**SHORT PROBLEM**
Your answer should be a single number: the count of lines in the material below that hold "thành".

**RECORDS FOR THE TASK**
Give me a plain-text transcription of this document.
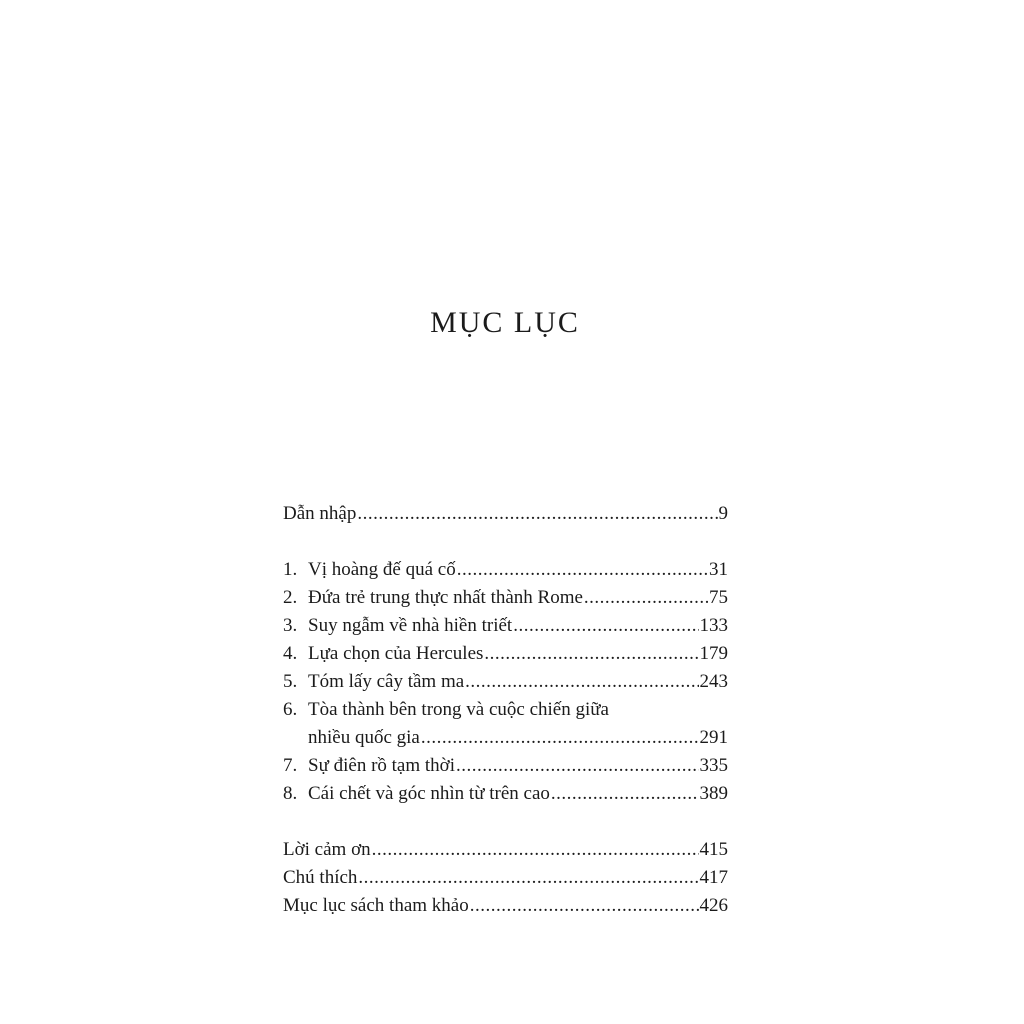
MỤC LỤC
Dẫn nhập .....	9
1. Vị hoàng đế quá cố .....	31
2. Đứa trẻ trung thực nhất thành Rome .....	75
3. Suy ngẫm về nhà hiền triết .....	133
4. Lựa chọn của Hercules .....	179
5. Tóm lấy cây tầm ma .....	243
6. Tòa thành bên trong và cuộc chiến giữa
nhiều quốc gia .....	291
7. Sự điên rồ tạm thời .....	335
8. Cái chết và góc nhìn từ trên cao .....	389
Lời cảm ơn .....	415
Chú thích .....	417
Mục lục sách tham khảo .....	426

**TASK ANSWER**
2